"""

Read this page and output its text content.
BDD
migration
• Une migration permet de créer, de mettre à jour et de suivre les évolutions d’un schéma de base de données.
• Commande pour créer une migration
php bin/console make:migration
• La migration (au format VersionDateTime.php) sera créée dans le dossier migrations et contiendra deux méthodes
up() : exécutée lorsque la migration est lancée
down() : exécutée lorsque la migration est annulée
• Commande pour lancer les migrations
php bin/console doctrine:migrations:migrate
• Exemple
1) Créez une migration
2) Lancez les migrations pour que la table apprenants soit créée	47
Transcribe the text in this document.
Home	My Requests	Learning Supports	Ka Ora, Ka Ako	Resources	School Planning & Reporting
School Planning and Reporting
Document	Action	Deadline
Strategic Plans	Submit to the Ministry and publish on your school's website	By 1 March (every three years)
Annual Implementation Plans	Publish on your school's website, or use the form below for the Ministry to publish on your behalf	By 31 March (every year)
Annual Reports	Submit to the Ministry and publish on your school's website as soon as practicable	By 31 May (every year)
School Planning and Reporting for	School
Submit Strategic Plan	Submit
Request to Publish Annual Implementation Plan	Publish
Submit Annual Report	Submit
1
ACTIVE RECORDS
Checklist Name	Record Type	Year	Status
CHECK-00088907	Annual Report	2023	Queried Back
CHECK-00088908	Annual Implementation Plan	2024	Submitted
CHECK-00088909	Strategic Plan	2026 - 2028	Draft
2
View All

"""

__YOUR OBJECTIVE__
Reproduce all of the entries word for word.

__REPLY TO THE EXERCISE__
Read this page and output its text content.
BDD
migration
• Une migration permet de créer, de mettre à jour et de suivre les évolutions d’un schéma de base de données.
• Commande pour créer une migration
php bin/console make:migration
• La migration (au format VersionDateTime.php) sera créée dans le dossier migrations et contiendra deux méthodes
up() : exécutée lorsque la migration est lancée
down() : exécutée lorsque la migration est annulée
• Commande pour lancer les migrations
php bin/console doctrine:migrations:migrate
• Exemple
1) Créez une migration
2) Lancez les migrations pour que la table apprenants soit créée	47
Transcribe the text in this document.
Home	My Requests	Learning Supports	Ka Ora, Ka Ako	Resources	School Planning & Reporting
School Planning and Reporting
Document	Action	Deadline
Strategic Plans	Submit to the Ministry and publish on your school's website	By 1 March (every three years)
Annual Implementation Plans	Publish on your school's website, or use the form below for the Ministry to publish on your behalf	By 31 March (every year)
Annual Reports	Submit to the Ministry and publish on your school's website as soon as practicable	By 31 May (every year)
School Planning and Reporting for	School
Submit Strategic Plan	Submit
Request to Publish Annual Implementation Plan	Publish
Submit Annual Report	Submit
1
ACTIVE RECORDS
Checklist Name	Record Type	Year	Status
CHECK-00088907	Annual Report	2023	Queried Back
CHECK-00088908	Annual Implementation Plan	2024	Submitted
CHECK-00088909	Strategic Plan	2026 - 2028	Draft
2
View All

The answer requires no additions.